* [GIVEN TASK] Every line of the records must be repeated exactly; pictures stay out.

* [TASK DATA]

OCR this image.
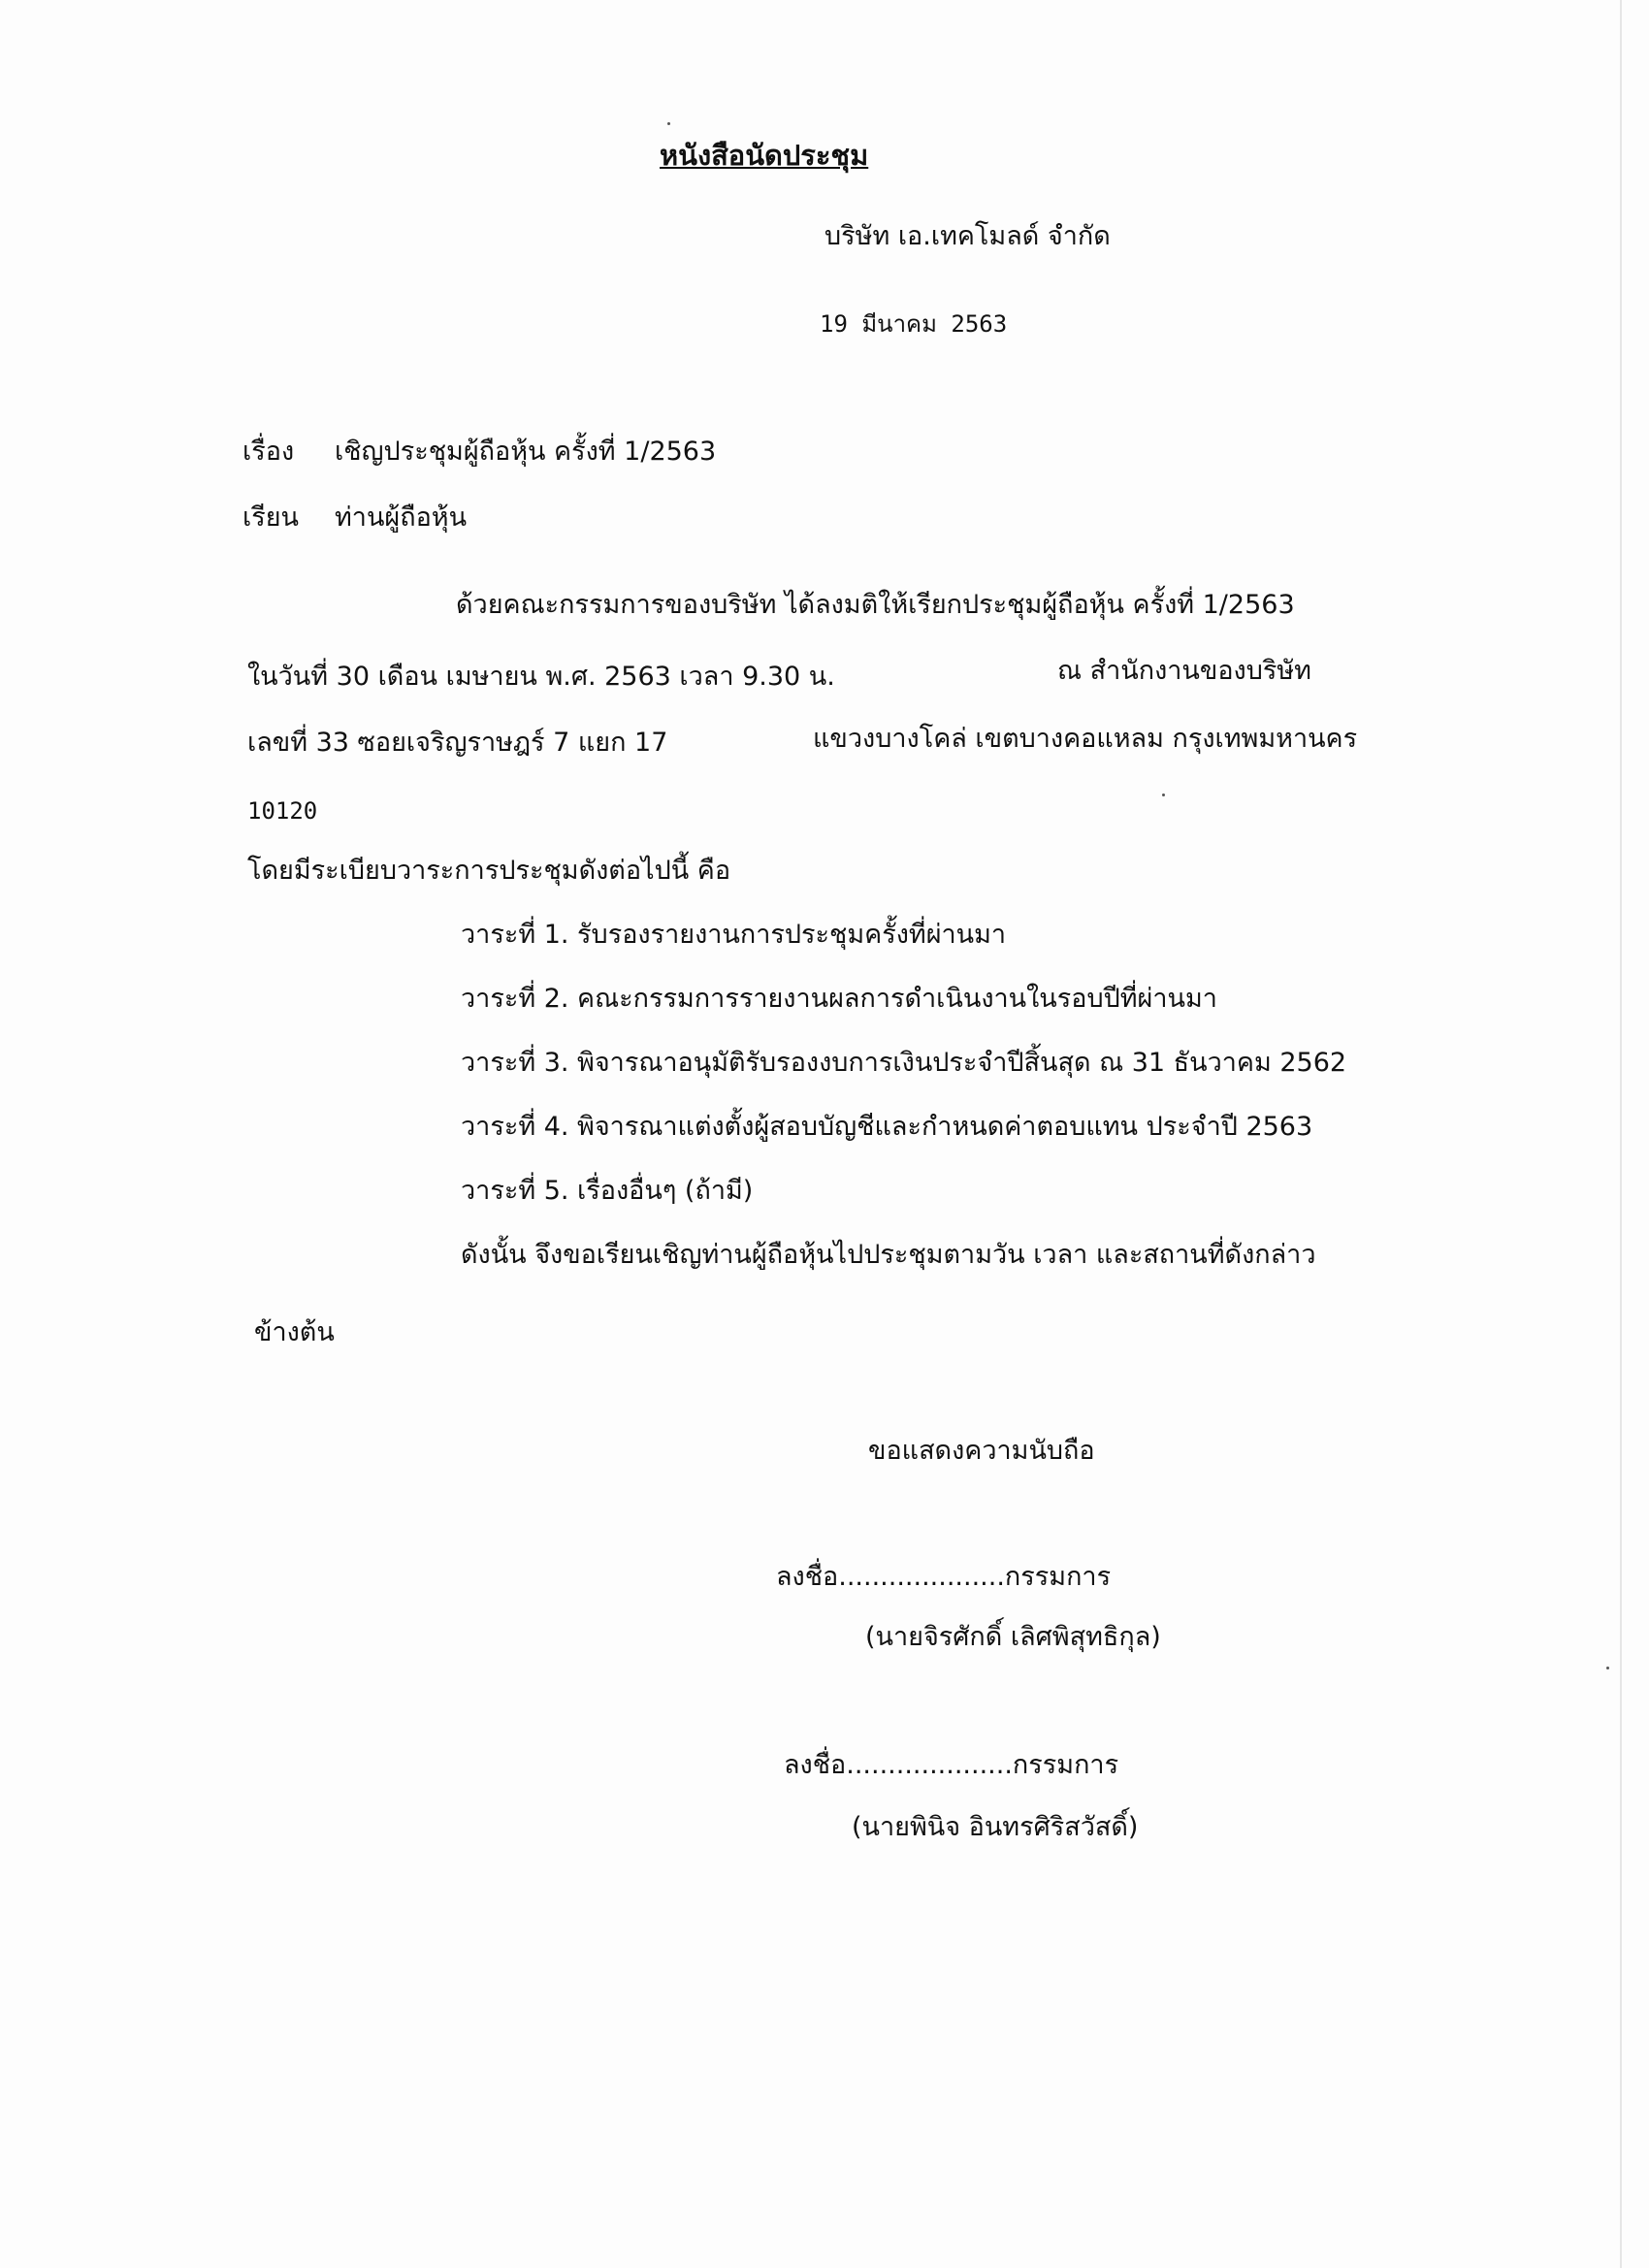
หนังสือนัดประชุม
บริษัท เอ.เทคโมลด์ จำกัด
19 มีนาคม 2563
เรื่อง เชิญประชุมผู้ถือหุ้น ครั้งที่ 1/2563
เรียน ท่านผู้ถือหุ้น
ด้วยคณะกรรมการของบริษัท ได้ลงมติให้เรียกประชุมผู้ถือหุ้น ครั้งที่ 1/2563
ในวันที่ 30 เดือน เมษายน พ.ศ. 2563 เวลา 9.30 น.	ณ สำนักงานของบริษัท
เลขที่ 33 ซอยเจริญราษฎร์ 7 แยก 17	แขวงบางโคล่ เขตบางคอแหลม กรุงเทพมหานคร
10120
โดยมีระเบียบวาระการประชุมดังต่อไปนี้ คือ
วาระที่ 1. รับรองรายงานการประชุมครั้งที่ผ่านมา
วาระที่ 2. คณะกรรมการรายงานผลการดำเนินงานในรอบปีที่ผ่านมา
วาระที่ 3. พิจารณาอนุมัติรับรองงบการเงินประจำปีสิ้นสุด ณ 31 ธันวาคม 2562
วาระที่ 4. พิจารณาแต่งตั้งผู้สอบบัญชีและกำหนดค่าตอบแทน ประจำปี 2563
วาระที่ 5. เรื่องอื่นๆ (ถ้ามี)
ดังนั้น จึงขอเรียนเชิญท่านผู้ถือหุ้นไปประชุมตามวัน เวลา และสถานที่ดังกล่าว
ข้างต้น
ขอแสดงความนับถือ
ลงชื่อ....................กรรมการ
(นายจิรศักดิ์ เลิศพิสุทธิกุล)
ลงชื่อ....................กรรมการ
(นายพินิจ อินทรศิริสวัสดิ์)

* [SOLUTION TO THIS TASK]
OCR this image.
หนังสือนัดประชุม
บริษัท เอ.เทคโมลด์ จำกัด
19 มีนาคม 2563
เรื่อง เชิญประชุมผู้ถือหุ้น ครั้งที่ 1/2563
เรียน ท่านผู้ถือหุ้น
ด้วยคณะกรรมการของบริษัท ได้ลงมติให้เรียกประชุมผู้ถือหุ้น ครั้งที่ 1/2563
ในวันที่ 30 เดือน เมษายน พ.ศ. 2563 เวลา 9.30 น.	ณ สำนักงานของบริษัท
เลขที่ 33 ซอยเจริญราษฎร์ 7 แยก 17	แขวงบางโคล่ เขตบางคอแหลม กรุงเทพมหานคร
10120
โดยมีระเบียบวาระการประชุมดังต่อไปนี้ คือ
วาระที่ 1. รับรองรายงานการประชุมครั้งที่ผ่านมา
วาระที่ 2. คณะกรรมการรายงานผลการดำเนินงานในรอบปีที่ผ่านมา
วาระที่ 3. พิจารณาอนุมัติรับรองงบการเงินประจำปีสิ้นสุด ณ 31 ธันวาคม 2562
วาระที่ 4. พิจารณาแต่งตั้งผู้สอบบัญชีและกำหนดค่าตอบแทน ประจำปี 2563
วาระที่ 5. เรื่องอื่นๆ (ถ้ามี)
ดังนั้น จึงขอเรียนเชิญท่านผู้ถือหุ้นไปประชุมตามวัน เวลา และสถานที่ดังกล่าว
ข้างต้น
ขอแสดงความนับถือ
ลงชื่อ....................กรรมการ
(นายจิรศักดิ์ เลิศพิสุทธิกุล)
ลงชื่อ....................กรรมการ
(นายพินิจ อินทรศิริสวัสดิ์)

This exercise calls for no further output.